Aim: Update the items below by changing "bbox" to "bounding box" wherever it occurs, keeping everything else the same. Leave the pictures out of your answer.
[Start]
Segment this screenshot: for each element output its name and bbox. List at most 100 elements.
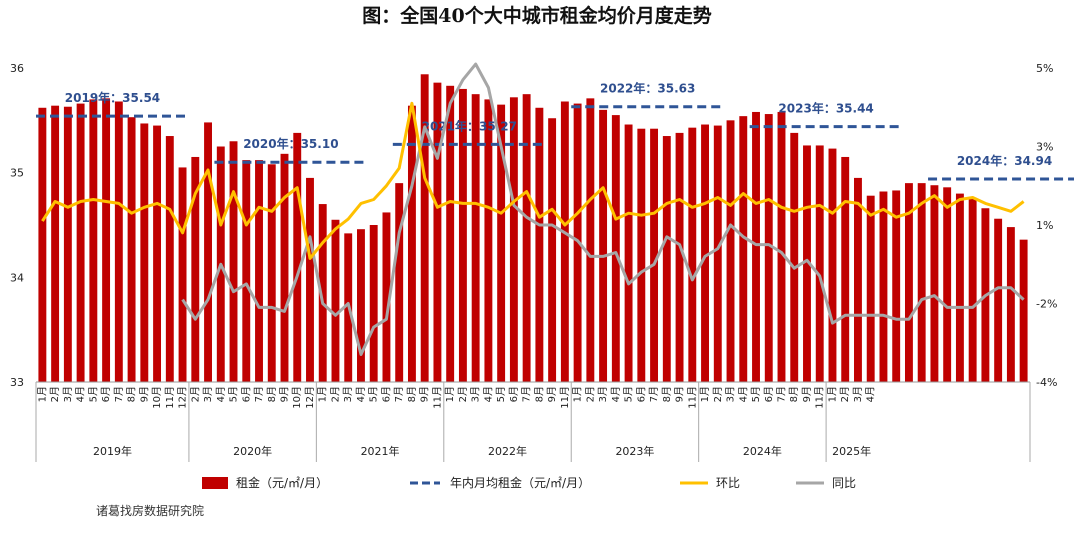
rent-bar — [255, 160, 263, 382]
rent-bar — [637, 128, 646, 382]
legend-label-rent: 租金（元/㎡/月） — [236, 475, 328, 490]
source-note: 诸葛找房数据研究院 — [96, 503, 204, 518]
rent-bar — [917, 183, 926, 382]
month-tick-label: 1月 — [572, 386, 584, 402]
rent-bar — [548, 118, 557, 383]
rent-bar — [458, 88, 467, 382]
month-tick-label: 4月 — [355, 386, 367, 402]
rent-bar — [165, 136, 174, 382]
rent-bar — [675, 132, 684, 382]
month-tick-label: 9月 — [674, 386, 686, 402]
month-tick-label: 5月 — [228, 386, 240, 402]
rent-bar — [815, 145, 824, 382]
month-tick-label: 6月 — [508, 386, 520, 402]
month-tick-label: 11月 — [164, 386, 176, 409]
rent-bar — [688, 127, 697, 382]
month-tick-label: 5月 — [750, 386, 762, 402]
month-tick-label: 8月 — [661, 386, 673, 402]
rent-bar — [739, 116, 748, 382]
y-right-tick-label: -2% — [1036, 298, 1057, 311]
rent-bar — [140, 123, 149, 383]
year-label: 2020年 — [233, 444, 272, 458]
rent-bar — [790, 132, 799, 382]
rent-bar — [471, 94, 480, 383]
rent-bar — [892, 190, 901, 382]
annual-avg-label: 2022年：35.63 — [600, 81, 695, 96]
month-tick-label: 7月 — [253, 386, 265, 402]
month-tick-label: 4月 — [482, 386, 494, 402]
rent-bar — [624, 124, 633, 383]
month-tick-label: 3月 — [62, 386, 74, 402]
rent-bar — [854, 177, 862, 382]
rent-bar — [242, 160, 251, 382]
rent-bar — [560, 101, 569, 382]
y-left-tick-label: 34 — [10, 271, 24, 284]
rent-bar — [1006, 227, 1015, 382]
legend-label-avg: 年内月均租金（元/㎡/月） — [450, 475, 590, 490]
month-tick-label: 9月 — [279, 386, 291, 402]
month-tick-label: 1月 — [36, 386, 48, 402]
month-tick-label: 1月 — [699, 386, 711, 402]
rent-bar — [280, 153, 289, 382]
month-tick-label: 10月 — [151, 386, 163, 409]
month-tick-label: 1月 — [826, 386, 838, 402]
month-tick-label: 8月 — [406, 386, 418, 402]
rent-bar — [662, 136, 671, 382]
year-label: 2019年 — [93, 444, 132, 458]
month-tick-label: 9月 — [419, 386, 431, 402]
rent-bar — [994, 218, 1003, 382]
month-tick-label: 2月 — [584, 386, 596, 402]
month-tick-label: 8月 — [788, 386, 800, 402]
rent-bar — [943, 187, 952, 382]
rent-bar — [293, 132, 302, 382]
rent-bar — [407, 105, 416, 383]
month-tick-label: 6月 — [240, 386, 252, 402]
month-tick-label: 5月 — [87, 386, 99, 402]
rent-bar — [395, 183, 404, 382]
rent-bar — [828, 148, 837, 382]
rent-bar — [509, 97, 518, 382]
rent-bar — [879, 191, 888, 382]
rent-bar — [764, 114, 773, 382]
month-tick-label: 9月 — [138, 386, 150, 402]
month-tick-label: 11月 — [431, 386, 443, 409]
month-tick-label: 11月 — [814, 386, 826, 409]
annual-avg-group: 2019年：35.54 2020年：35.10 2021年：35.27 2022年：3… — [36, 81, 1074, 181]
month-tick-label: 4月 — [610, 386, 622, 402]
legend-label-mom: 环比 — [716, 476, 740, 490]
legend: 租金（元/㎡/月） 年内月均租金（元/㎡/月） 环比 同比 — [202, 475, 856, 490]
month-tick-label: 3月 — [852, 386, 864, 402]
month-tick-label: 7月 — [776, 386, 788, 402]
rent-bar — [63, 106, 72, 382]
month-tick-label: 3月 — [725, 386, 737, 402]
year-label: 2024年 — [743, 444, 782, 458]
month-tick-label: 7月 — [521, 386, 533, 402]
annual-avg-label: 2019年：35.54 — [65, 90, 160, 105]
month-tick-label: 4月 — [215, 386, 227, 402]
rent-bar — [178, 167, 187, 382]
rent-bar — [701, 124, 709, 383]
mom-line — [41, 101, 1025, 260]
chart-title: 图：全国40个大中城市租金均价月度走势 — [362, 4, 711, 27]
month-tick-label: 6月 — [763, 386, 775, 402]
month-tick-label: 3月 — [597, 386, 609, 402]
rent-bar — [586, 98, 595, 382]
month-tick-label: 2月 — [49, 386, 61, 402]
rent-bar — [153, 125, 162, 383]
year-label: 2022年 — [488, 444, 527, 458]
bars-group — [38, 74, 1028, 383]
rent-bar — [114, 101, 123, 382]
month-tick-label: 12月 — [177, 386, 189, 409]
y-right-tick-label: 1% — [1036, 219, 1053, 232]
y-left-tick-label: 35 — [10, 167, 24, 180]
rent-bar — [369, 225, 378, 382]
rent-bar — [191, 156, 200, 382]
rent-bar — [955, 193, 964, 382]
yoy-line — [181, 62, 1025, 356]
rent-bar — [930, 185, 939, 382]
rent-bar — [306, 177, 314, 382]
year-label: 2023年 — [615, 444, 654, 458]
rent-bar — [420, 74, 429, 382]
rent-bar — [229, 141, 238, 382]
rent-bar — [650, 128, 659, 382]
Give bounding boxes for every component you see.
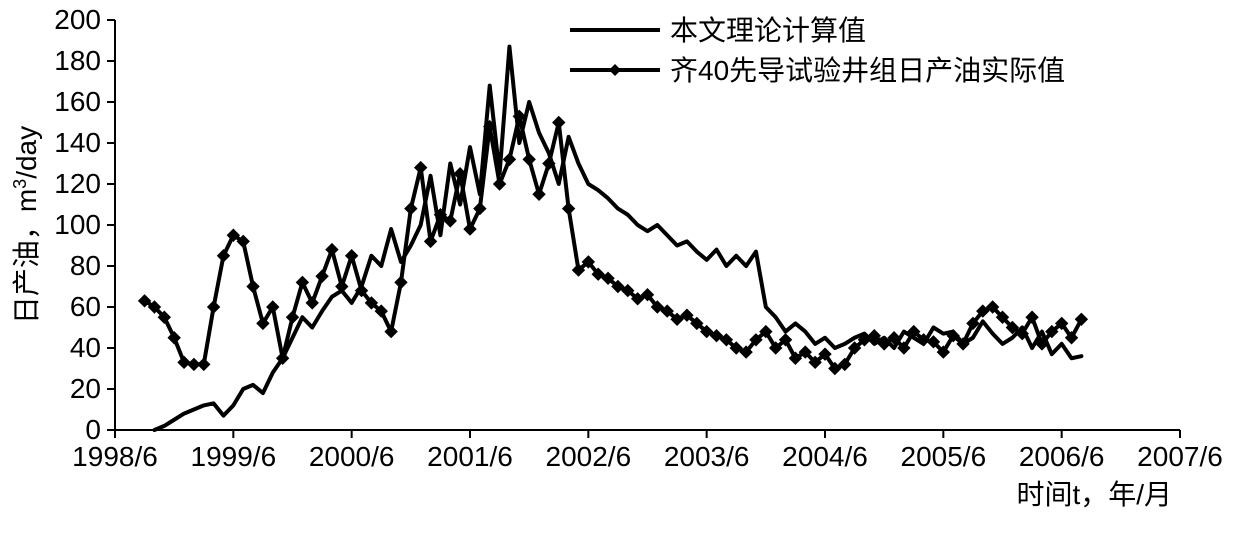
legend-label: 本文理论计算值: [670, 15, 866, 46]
[End]
Exercise output:
Segment this screenshot: for each element output its name and bounding box. List at most 100 elements.
rent-bar — [255, 160, 263, 382]
rent-bar — [637, 128, 646, 382]
legend-label-rent: 租金（元/㎡/月） — [236, 475, 328, 490]
source-note: 诸葛找房数据研究院 — [96, 503, 204, 518]
rent-bar — [917, 183, 926, 382]
month-tick-label: 1月 — [572, 386, 584, 402]
rent-bar — [548, 118, 557, 383]
rent-bar — [458, 88, 467, 382]
month-tick-label: 4月 — [355, 386, 367, 402]
rent-bar — [165, 136, 174, 382]
rent-bar — [675, 132, 684, 382]
month-tick-label: 9月 — [674, 386, 686, 402]
month-tick-label: 5月 — [228, 386, 240, 402]
rent-bar — [815, 145, 824, 382]
month-tick-label: 6月 — [508, 386, 520, 402]
month-tick-label: 11月 — [164, 386, 176, 409]
rent-bar — [688, 127, 697, 382]
month-tick-label: 5月 — [750, 386, 762, 402]
month-tick-label: 8月 — [661, 386, 673, 402]
rent-bar — [739, 116, 748, 382]
y-right-tick-label: -2% — [1036, 298, 1057, 311]
rent-bar — [140, 123, 149, 383]
year-label: 2020年 — [233, 444, 272, 458]
rent-bar — [790, 132, 799, 382]
rent-bar — [471, 94, 480, 383]
rent-bar — [892, 190, 901, 382]
annual-avg-label: 2022年：35.63 — [600, 81, 695, 96]
month-tick-label: 7月 — [253, 386, 265, 402]
month-tick-label: 4月 — [482, 386, 494, 402]
rent-bar — [624, 124, 633, 383]
month-tick-label: 3月 — [62, 386, 74, 402]
rent-bar — [854, 177, 862, 382]
rent-bar — [242, 160, 251, 382]
rent-bar — [560, 101, 569, 382]
y-left-tick-label: 34 — [10, 271, 24, 284]
rent-bar — [1006, 227, 1015, 382]
legend-label-avg: 年内月均租金（元/㎡/月） — [450, 475, 590, 490]
month-tick-label: 9月 — [279, 386, 291, 402]
month-tick-label: 1月 — [36, 386, 48, 402]
month-tick-label: 1月 — [699, 386, 711, 402]
rent-bar — [280, 153, 289, 382]
month-tick-label: 10月 — [151, 386, 163, 409]
month-tick-label: 1月 — [826, 386, 838, 402]
month-tick-label: 8月 — [406, 386, 418, 402]
rent-bar — [662, 136, 671, 382]
year-label: 2019年 — [93, 444, 132, 458]
month-tick-label: 9月 — [419, 386, 431, 402]
rent-bar — [994, 218, 1003, 382]
month-tick-label: 2月 — [584, 386, 596, 402]
month-tick-label: 8月 — [788, 386, 800, 402]
rent-bar — [943, 187, 952, 382]
rent-bar — [293, 132, 302, 382]
rent-bar — [407, 105, 416, 383]
month-tick-label: 6月 — [240, 386, 252, 402]
month-tick-label: 5月 — [87, 386, 99, 402]
rent-bar — [395, 183, 404, 382]
rent-bar — [828, 148, 837, 382]
rent-bar — [509, 97, 518, 382]
rent-bar — [879, 191, 888, 382]
rent-bar — [764, 114, 773, 382]
month-tick-label: 9月 — [138, 386, 150, 402]
month-tick-label: 11月 — [431, 386, 443, 409]
month-tick-label: 11月 — [814, 386, 826, 409]
annual-avg-group: 2019年：35.54 2020年：35.10 2021年：35.27 2022年：3… — [36, 81, 1074, 181]
month-tick-label: 4月 — [610, 386, 622, 402]
legend-label-mom: 环比 — [716, 476, 740, 490]
legend: 租金（元/㎡/月） 年内月均租金（元/㎡/月） 环比 同比 — [202, 475, 856, 490]
month-tick-label: 3月 — [852, 386, 864, 402]
month-tick-label: 7月 — [776, 386, 788, 402]
rent-bar — [63, 106, 72, 382]
month-tick-label: 3月 — [725, 386, 737, 402]
year-label: 2024年 — [743, 444, 782, 458]
month-tick-label: 7月 — [521, 386, 533, 402]
annual-avg-label: 2019年：35.54 — [65, 90, 160, 105]
month-tick-label: 4月 — [215, 386, 227, 402]
rent-bar — [178, 167, 187, 382]
rent-bar — [701, 124, 709, 383]
mom-line — [41, 101, 1025, 260]
chart-title: 图：全国40个大中城市租金均价月度走势 — [362, 4, 711, 27]
month-tick-label: 6月 — [763, 386, 775, 402]
month-tick-label: 3月 — [597, 386, 609, 402]
rent-bar — [586, 98, 595, 382]
month-tick-label: 2月 — [49, 386, 61, 402]
rent-bar — [153, 125, 162, 383]
year-label: 2022年 — [488, 444, 527, 458]
bars-group — [38, 74, 1028, 383]
rent-bar — [114, 101, 123, 382]
month-tick-label: 12月 — [177, 386, 189, 409]
y-right-tick-label: 1% — [1036, 219, 1053, 232]
y-left-tick-label: 35 — [10, 167, 24, 180]
rent-bar — [369, 225, 378, 382]
rent-bar — [191, 156, 200, 382]
rent-bar — [955, 193, 964, 382]
yoy-line — [181, 62, 1025, 356]
rent-bar — [930, 185, 939, 382]
rent-bar — [306, 177, 314, 382]
year-label: 2023年 — [615, 444, 654, 458]
rent-bar — [420, 74, 429, 382]
rent-bar — [229, 141, 238, 382]
rent-bar — [650, 128, 659, 382]
Give bounding boxes for every component you see.
legend-label: 本文理论计算值: [670, 15, 866, 46]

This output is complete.